• Aim of the exercise
Please retype the records below exactly, leaving out any pictures.
= = = = =
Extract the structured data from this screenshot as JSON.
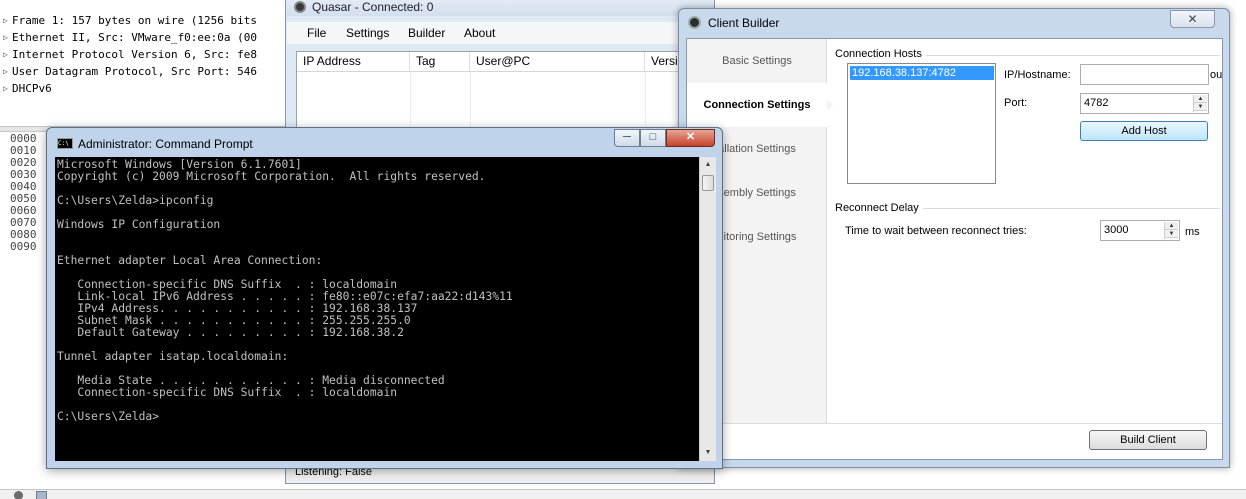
{
  "wireshark": {
    "tree": [
      "Frame 1: 157 bytes on wire (1256 bits",
      "Ethernet II, Src: VMware_f0:ee:0a (00",
      "Internet Protocol Version 6, Src: fe8",
      "User Datagram Protocol, Src Port: 546",
      "DHCPv6"
    ],
    "hex_offsets": [
      "0000",
      "0010",
      "0020",
      "0030",
      "0040",
      "0050",
      "0060",
      "0070",
      "0080",
      "0090"
    ]
  },
  "quasar": {
    "title": "Quasar - Connected: 0",
    "menu": [
      "File",
      "Settings",
      "Builder",
      "About"
    ],
    "columns": [
      "IP Address",
      "Tag",
      "User@PC",
      "Versio"
    ],
    "status": "Listening: False"
  },
  "builder": {
    "title": "Client Builder",
    "close_glyph": "✕",
    "nav": [
      "Basic Settings",
      "Connection Settings",
      "allation Settings",
      "sembly Settings",
      "nitoring Settings"
    ],
    "active_nav": "Connection Settings",
    "connection_hosts": {
      "group_title": "Connection Hosts",
      "hosts": [
        "192.168.38.137:4782"
      ],
      "ip_label": "IP/Hostname:",
      "ip_value": "",
      "port_label": "Port:",
      "port_value": "4782",
      "add_button": "Add Host",
      "hidden_suffix": "oun"
    },
    "reconnect": {
      "group_title": "Reconnect Delay",
      "label": "Time to wait between reconnect tries:",
      "value": "3000",
      "unit": "ms"
    },
    "build_button": "Build Client"
  },
  "cmd": {
    "title": "Administrator: Command Prompt",
    "icon_text": "C:\\",
    "buttons": {
      "minimize": "─",
      "maximize": "□",
      "close": "✕"
    },
    "lines": [
      "Microsoft Windows [Version 6.1.7601]",
      "Copyright (c) 2009 Microsoft Corporation.  All rights reserved.",
      "",
      "C:\\Users\\Zelda>ipconfig",
      "",
      "Windows IP Configuration",
      "",
      "",
      "Ethernet adapter Local Area Connection:",
      "",
      "   Connection-specific DNS Suffix  . : localdomain",
      "   Link-local IPv6 Address . . . . . : fe80::e07c:efa7:aa22:d143%11",
      "   IPv4 Address. . . . . . . . . . . : 192.168.38.137",
      "   Subnet Mask . . . . . . . . . . . : 255.255.255.0",
      "   Default Gateway . . . . . . . . . : 192.168.38.2",
      "",
      "Tunnel adapter isatap.localdomain:",
      "",
      "   Media State . . . . . . . . . . . : Media disconnected",
      "   Connection-specific DNS Suffix  . : localdomain",
      "",
      "C:\\Users\\Zelda>"
    ]
  }
}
= = = = =
• Solution for this task
Extract the structured data from this screenshot as JSON.
{
  "wireshark": {
    "tree": [
      "Frame 1: 157 bytes on wire (1256 bits",
      "Ethernet II, Src: VMware_f0:ee:0a (00",
      "Internet Protocol Version 6, Src: fe8",
      "User Datagram Protocol, Src Port: 546",
      "DHCPv6"
    ],
    "hex_offsets": [
      "0000",
      "0010",
      "0020",
      "0030",
      "0040",
      "0050",
      "0060",
      "0070",
      "0080",
      "0090"
    ]
  },
  "quasar": {
    "title": "Quasar - Connected: 0",
    "menu": [
      "File",
      "Settings",
      "Builder",
      "About"
    ],
    "columns": [
      "IP Address",
      "Tag",
      "User@PC",
      "Versio"
    ],
    "status": "Listening: False"
  },
  "builder": {
    "title": "Client Builder",
    "close_glyph": "✕",
    "nav": [
      "Basic Settings",
      "Connection Settings",
      "allation Settings",
      "sembly Settings",
      "nitoring Settings"
    ],
    "active_nav": "Connection Settings",
    "connection_hosts": {
      "group_title": "Connection Hosts",
      "hosts": [
        "192.168.38.137:4782"
      ],
      "ip_label": "IP/Hostname:",
      "ip_value": "",
      "port_label": "Port:",
      "port_value": "4782",
      "add_button": "Add Host",
      "hidden_suffix": "oun"
    },
    "reconnect": {
      "group_title": "Reconnect Delay",
      "label": "Time to wait between reconnect tries:",
      "value": "3000",
      "unit": "ms"
    },
    "build_button": "Build Client"
  },
  "cmd": {
    "title": "Administrator: Command Prompt",
    "icon_text": "C:\\",
    "buttons": {
      "minimize": "─",
      "maximize": "□",
      "close": "✕"
    },
    "lines": [
      "Microsoft Windows [Version 6.1.7601]",
      "Copyright (c) 2009 Microsoft Corporation.  All rights reserved.",
      "",
      "C:\\Users\\Zelda>ipconfig",
      "",
      "Windows IP Configuration",
      "",
      "",
      "Ethernet adapter Local Area Connection:",
      "",
      "   Connection-specific DNS Suffix  . : localdomain",
      "   Link-local IPv6 Address . . . . . : fe80::e07c:efa7:aa22:d143%11",
      "   IPv4 Address. . . . . . . . . . . : 192.168.38.137",
      "   Subnet Mask . . . . . . . . . . . : 255.255.255.0",
      "   Default Gateway . . . . . . . . . : 192.168.38.2",
      "",
      "Tunnel adapter isatap.localdomain:",
      "",
      "   Media State . . . . . . . . . . . : Media disconnected",
      "   Connection-specific DNS Suffix  . : localdomain",
      "",
      "C:\\Users\\Zelda>"
    ]
  }
}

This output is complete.